Stored data entries:
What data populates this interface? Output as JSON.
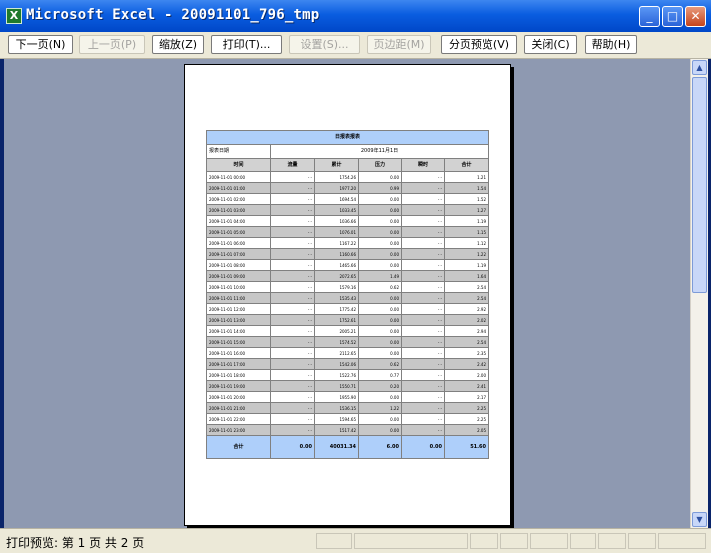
{
  "window": {
    "title": "Microsoft Excel - 20091101_796_tmp",
    "app_icon_glyph": "X",
    "minimize_glyph": "_",
    "maximize_glyph": "□",
    "close_glyph": "✕"
  },
  "toolbar": {
    "next": "下一页(N)",
    "prev": "上一页(P)",
    "zoom": "缩放(Z)",
    "print": "打印(T)...",
    "setup": "设置(S)...",
    "margins": "页边距(M)",
    "page_break": "分页预览(V)",
    "close": "关闭(C)",
    "help": "帮助(H)"
  },
  "status": {
    "text": "打印预览: 第 1 页  共 2 页"
  },
  "report": {
    "title": "日报表报表",
    "info_label": "报表日期",
    "info_value": "2009年11月1日",
    "headers": [
      "时间",
      "流量",
      "累计",
      "压力",
      "瞬时",
      "合计"
    ],
    "rows": [
      [
        "2009-11-01 00:00",
        "- -",
        "1754.26",
        "0.00",
        "- -",
        "1.21"
      ],
      [
        "2009-11-01 01:00",
        "- -",
        "1977.20",
        "0.99",
        "- -",
        "1.54"
      ],
      [
        "2009-11-01 02:00",
        "- -",
        "1694.54",
        "0.00",
        "- -",
        "1.52"
      ],
      [
        "2009-11-01 03:00",
        "- -",
        "1033.45",
        "0.00",
        "- -",
        "1.27"
      ],
      [
        "2009-11-01 04:00",
        "- -",
        "1036.66",
        "0.00",
        "- -",
        "1.19"
      ],
      [
        "2009-11-01 05:00",
        "- -",
        "1076.01",
        "0.00",
        "- -",
        "1.15"
      ],
      [
        "2009-11-01 06:00",
        "- -",
        "1167.22",
        "0.00",
        "- -",
        "1.12"
      ],
      [
        "2009-11-01 07:00",
        "- -",
        "1160.66",
        "0.00",
        "- -",
        "1.22"
      ],
      [
        "2009-11-01 08:00",
        "- -",
        "1465.66",
        "0.00",
        "- -",
        "1.19"
      ],
      [
        "2009-11-01 09:00",
        "- -",
        "2072.65",
        "1.49",
        "- -",
        "1.64"
      ],
      [
        "2009-11-01 10:00",
        "- -",
        "1579.16",
        "0.62",
        "- -",
        "2.54"
      ],
      [
        "2009-11-01 11:00",
        "- -",
        "1535.43",
        "0.00",
        "- -",
        "2.54"
      ],
      [
        "2009-11-01 12:00",
        "- -",
        "1775.42",
        "0.00",
        "- -",
        "2.92"
      ],
      [
        "2009-11-01 13:00",
        "- -",
        "1752.61",
        "0.00",
        "- -",
        "2.02"
      ],
      [
        "2009-11-01 14:00",
        "- -",
        "2005.21",
        "0.00",
        "- -",
        "2.94"
      ],
      [
        "2009-11-01 15:00",
        "- -",
        "1574.52",
        "0.00",
        "- -",
        "2.54"
      ],
      [
        "2009-11-01 16:00",
        "- -",
        "2112.65",
        "0.00",
        "- -",
        "2.35"
      ],
      [
        "2009-11-01 17:00",
        "- -",
        "1542.06",
        "0.62",
        "- -",
        "2.42"
      ],
      [
        "2009-11-01 18:00",
        "- -",
        "1522.76",
        "0.77",
        "- -",
        "2.00"
      ],
      [
        "2009-11-01 19:00",
        "- -",
        "1550.71",
        "0.20",
        "- -",
        "2.41"
      ],
      [
        "2009-11-01 20:00",
        "- -",
        "1955.90",
        "0.00",
        "- -",
        "2.17"
      ],
      [
        "2009-11-01 21:00",
        "- -",
        "1536.15",
        "1.22",
        "- -",
        "2.25"
      ],
      [
        "2009-11-01 22:00",
        "- -",
        "1594.65",
        "0.00",
        "- -",
        "2.25"
      ],
      [
        "2009-11-01 23:00",
        "- -",
        "1517.42",
        "0.00",
        "- -",
        "2.05"
      ]
    ],
    "total": [
      "合计",
      "0.00",
      "40031.34",
      "6.00",
      "0.00",
      "51.60"
    ]
  },
  "colors": {
    "title_bar": "#0a5de0",
    "preview_bg": "#8e99b1",
    "report_header": "#aecffa",
    "row_gray": "#c7c7c7"
  }
}
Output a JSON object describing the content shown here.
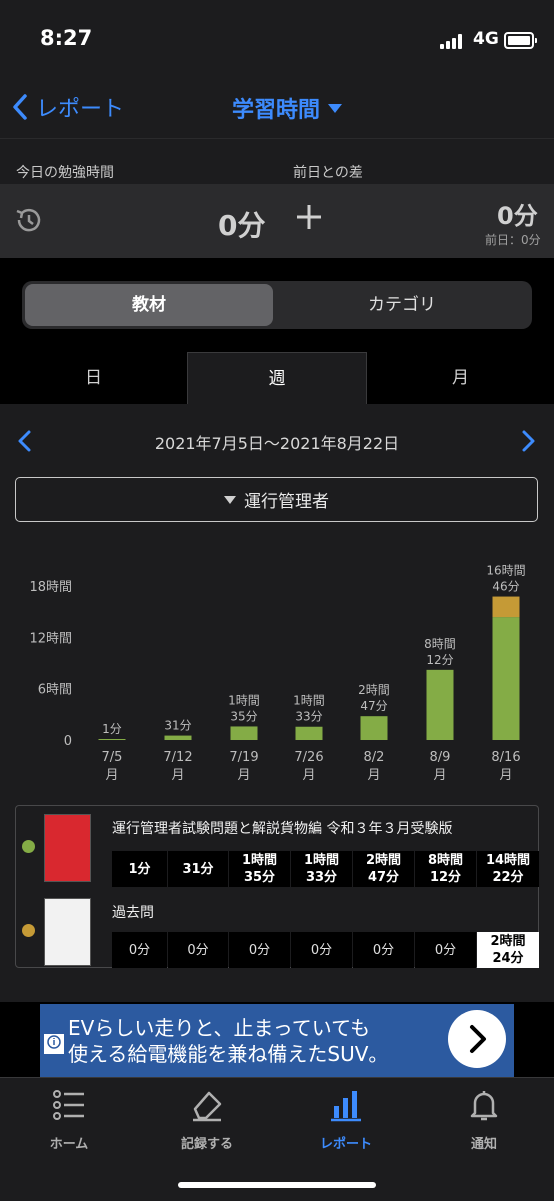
{
  "status_bar": {
    "time": "8:27",
    "network": "4G"
  },
  "nav": {
    "back_label": "レポート",
    "title": "学習時間"
  },
  "summary": {
    "today_label": "今日の勉強時間",
    "diff_label": "前日との差",
    "today_value": "0分",
    "diff_value": "0分",
    "diff_sub": "前日：0分"
  },
  "segment": {
    "materials": "教材",
    "category": "カテゴリ"
  },
  "period_tabs": {
    "day": "日",
    "week": "週",
    "month": "月"
  },
  "date_range": "2021年7月5日〜2021年8月22日",
  "filter_label": "運行管理者",
  "colors": {
    "accent": "#3d8bfd",
    "series1": "#84ac46",
    "series2": "#c59a36"
  },
  "chart_data": {
    "type": "bar",
    "stacked": true,
    "categories": [
      "7/5\n月",
      "7/12\n月",
      "7/19\n月",
      "7/26\n月",
      "8/2\n月",
      "8/9\n月",
      "8/16\n月"
    ],
    "category_dates": [
      "7/5",
      "7/12",
      "7/19",
      "7/26",
      "8/2",
      "8/9",
      "8/16"
    ],
    "category_days": [
      "月",
      "月",
      "月",
      "月",
      "月",
      "月",
      "月"
    ],
    "series": [
      {
        "values": [
          0.0167,
          0.5167,
          1.5833,
          1.55,
          2.7833,
          8.2,
          14.3667
        ],
        "color": "#84ac46"
      },
      {
        "values": [
          0,
          0,
          0,
          0,
          0,
          0,
          2.4
        ],
        "color": "#c59a36"
      }
    ],
    "data_labels": [
      [
        "1分"
      ],
      [
        "31分"
      ],
      [
        "1時間",
        "35分"
      ],
      [
        "1時間",
        "33分"
      ],
      [
        "2時間",
        "47分"
      ],
      [
        "8時間",
        "12分"
      ],
      [
        "16時間",
        "46分"
      ]
    ],
    "yticks": [
      "0",
      "6時間",
      "12時間",
      "18時間"
    ],
    "ytick_values": [
      0,
      6,
      12,
      18
    ],
    "ylim": [
      0,
      18
    ],
    "grid": false
  },
  "table": {
    "books": [
      {
        "name": "運行管理者試験問題と解説貨物編 令和３年３月受験版",
        "dot": "#84ac46",
        "cells": [
          [
            "1分"
          ],
          [
            "31分"
          ],
          [
            "1時間",
            "35分"
          ],
          [
            "1時間",
            "33分"
          ],
          [
            "2時間",
            "47分"
          ],
          [
            "8時間",
            "12分"
          ],
          [
            "14時間",
            "22分"
          ]
        ]
      },
      {
        "name": "過去問",
        "dot": "#c59a36",
        "cells": [
          [
            "0分"
          ],
          [
            "0分"
          ],
          [
            "0分"
          ],
          [
            "0分"
          ],
          [
            "0分"
          ],
          [
            "0分"
          ],
          [
            "2時間",
            "24分"
          ]
        ]
      }
    ]
  },
  "ad": {
    "line1": "EVらしい走りと、止まっていても",
    "line2": "使える給電機能を兼ね備えたSUV。"
  },
  "tabbar": {
    "home": "ホーム",
    "record": "記録する",
    "report": "レポート",
    "notify": "通知"
  }
}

EXERCISE:
Do not copy the pictures, but repeat every line exactly.

ANSWER:
What data populates this interface? Output as JSON.
{
  "window": {
    "title": "Microsoft Excel - 20091101_796_tmp",
    "app_icon_glyph": "X",
    "minimize_glyph": "_",
    "maximize_glyph": "□",
    "close_glyph": "✕"
  },
  "toolbar": {
    "next": "下一页(N)",
    "prev": "上一页(P)",
    "zoom": "缩放(Z)",
    "print": "打印(T)...",
    "setup": "设置(S)...",
    "margins": "页边距(M)",
    "page_break": "分页预览(V)",
    "close": "关闭(C)",
    "help": "帮助(H)"
  },
  "status": {
    "text": "打印预览: 第 1 页  共 2 页"
  },
  "report": {
    "title": "日报表报表",
    "info_label": "报表日期",
    "info_value": "2009年11月1日",
    "headers": [
      "时间",
      "流量",
      "累计",
      "压力",
      "瞬时",
      "合计"
    ],
    "rows": [
      [
        "2009-11-01 00:00",
        "- -",
        "1754.26",
        "0.00",
        "- -",
        "1.21"
      ],
      [
        "2009-11-01 01:00",
        "- -",
        "1977.20",
        "0.99",
        "- -",
        "1.54"
      ],
      [
        "2009-11-01 02:00",
        "- -",
        "1694.54",
        "0.00",
        "- -",
        "1.52"
      ],
      [
        "2009-11-01 03:00",
        "- -",
        "1033.45",
        "0.00",
        "- -",
        "1.27"
      ],
      [
        "2009-11-01 04:00",
        "- -",
        "1036.66",
        "0.00",
        "- -",
        "1.19"
      ],
      [
        "2009-11-01 05:00",
        "- -",
        "1076.01",
        "0.00",
        "- -",
        "1.15"
      ],
      [
        "2009-11-01 06:00",
        "- -",
        "1167.22",
        "0.00",
        "- -",
        "1.12"
      ],
      [
        "2009-11-01 07:00",
        "- -",
        "1160.66",
        "0.00",
        "- -",
        "1.22"
      ],
      [
        "2009-11-01 08:00",
        "- -",
        "1465.66",
        "0.00",
        "- -",
        "1.19"
      ],
      [
        "2009-11-01 09:00",
        "- -",
        "2072.65",
        "1.49",
        "- -",
        "1.64"
      ],
      [
        "2009-11-01 10:00",
        "- -",
        "1579.16",
        "0.62",
        "- -",
        "2.54"
      ],
      [
        "2009-11-01 11:00",
        "- -",
        "1535.43",
        "0.00",
        "- -",
        "2.54"
      ],
      [
        "2009-11-01 12:00",
        "- -",
        "1775.42",
        "0.00",
        "- -",
        "2.92"
      ],
      [
        "2009-11-01 13:00",
        "- -",
        "1752.61",
        "0.00",
        "- -",
        "2.02"
      ],
      [
        "2009-11-01 14:00",
        "- -",
        "2005.21",
        "0.00",
        "- -",
        "2.94"
      ],
      [
        "2009-11-01 15:00",
        "- -",
        "1574.52",
        "0.00",
        "- -",
        "2.54"
      ],
      [
        "2009-11-01 16:00",
        "- -",
        "2112.65",
        "0.00",
        "- -",
        "2.35"
      ],
      [
        "2009-11-01 17:00",
        "- -",
        "1542.06",
        "0.62",
        "- -",
        "2.42"
      ],
      [
        "2009-11-01 18:00",
        "- -",
        "1522.76",
        "0.77",
        "- -",
        "2.00"
      ],
      [
        "2009-11-01 19:00",
        "- -",
        "1550.71",
        "0.20",
        "- -",
        "2.41"
      ],
      [
        "2009-11-01 20:00",
        "- -",
        "1955.90",
        "0.00",
        "- -",
        "2.17"
      ],
      [
        "2009-11-01 21:00",
        "- -",
        "1536.15",
        "1.22",
        "- -",
        "2.25"
      ],
      [
        "2009-11-01 22:00",
        "- -",
        "1594.65",
        "0.00",
        "- -",
        "2.25"
      ],
      [
        "2009-11-01 23:00",
        "- -",
        "1517.42",
        "0.00",
        "- -",
        "2.05"
      ]
    ],
    "total": [
      "合计",
      "0.00",
      "40031.34",
      "6.00",
      "0.00",
      "51.60"
    ]
  },
  "colors": {
    "title_bar": "#0a5de0",
    "preview_bg": "#8e99b1",
    "report_header": "#aecffa",
    "row_gray": "#c7c7c7"
  }
}
Output a JSON object describing the content shown here.
{
  "status_bar": {
    "time": "8:27",
    "network": "4G"
  },
  "nav": {
    "back_label": "レポート",
    "title": "学習時間"
  },
  "summary": {
    "today_label": "今日の勉強時間",
    "diff_label": "前日との差",
    "today_value": "0分",
    "diff_value": "0分",
    "diff_sub": "前日：0分"
  },
  "segment": {
    "materials": "教材",
    "category": "カテゴリ"
  },
  "period_tabs": {
    "day": "日",
    "week": "週",
    "month": "月"
  },
  "date_range": "2021年7月5日〜2021年8月22日",
  "filter_label": "運行管理者",
  "colors": {
    "accent": "#3d8bfd",
    "series1": "#84ac46",
    "series2": "#c59a36"
  },
  "chart_data": {
    "type": "bar",
    "stacked": true,
    "categories": [
      "7/5\n月",
      "7/12\n月",
      "7/19\n月",
      "7/26\n月",
      "8/2\n月",
      "8/9\n月",
      "8/16\n月"
    ],
    "category_dates": [
      "7/5",
      "7/12",
      "7/19",
      "7/26",
      "8/2",
      "8/9",
      "8/16"
    ],
    "category_days": [
      "月",
      "月",
      "月",
      "月",
      "月",
      "月",
      "月"
    ],
    "series": [
      {
        "values": [
          0.0167,
          0.5167,
          1.5833,
          1.55,
          2.7833,
          8.2,
          14.3667
        ],
        "color": "#84ac46"
      },
      {
        "values": [
          0,
          0,
          0,
          0,
          0,
          0,
          2.4
        ],
        "color": "#c59a36"
      }
    ],
    "data_labels": [
      [
        "1分"
      ],
      [
        "31分"
      ],
      [
        "1時間",
        "35分"
      ],
      [
        "1時間",
        "33分"
      ],
      [
        "2時間",
        "47分"
      ],
      [
        "8時間",
        "12分"
      ],
      [
        "16時間",
        "46分"
      ]
    ],
    "yticks": [
      "0",
      "6時間",
      "12時間",
      "18時間"
    ],
    "ytick_values": [
      0,
      6,
      12,
      18
    ],
    "ylim": [
      0,
      18
    ],
    "grid": false
  },
  "table": {
    "books": [
      {
        "name": "運行管理者試験問題と解説貨物編 令和３年３月受験版",
        "dot": "#84ac46",
        "cells": [
          [
            "1分"
          ],
          [
            "31分"
          ],
          [
            "1時間",
            "35分"
          ],
          [
            "1時間",
            "33分"
          ],
          [
            "2時間",
            "47分"
          ],
          [
            "8時間",
            "12分"
          ],
          [
            "14時間",
            "22分"
          ]
        ]
      },
      {
        "name": "過去問",
        "dot": "#c59a36",
        "cells": [
          [
            "0分"
          ],
          [
            "0分"
          ],
          [
            "0分"
          ],
          [
            "0分"
          ],
          [
            "0分"
          ],
          [
            "0分"
          ],
          [
            "2時間",
            "24分"
          ]
        ]
      }
    ]
  },
  "ad": {
    "line1": "EVらしい走りと、止まっていても",
    "line2": "使える給電機能を兼ね備えたSUV。"
  },
  "tabbar": {
    "home": "ホーム",
    "record": "記録する",
    "report": "レポート",
    "notify": "通知"
  }
}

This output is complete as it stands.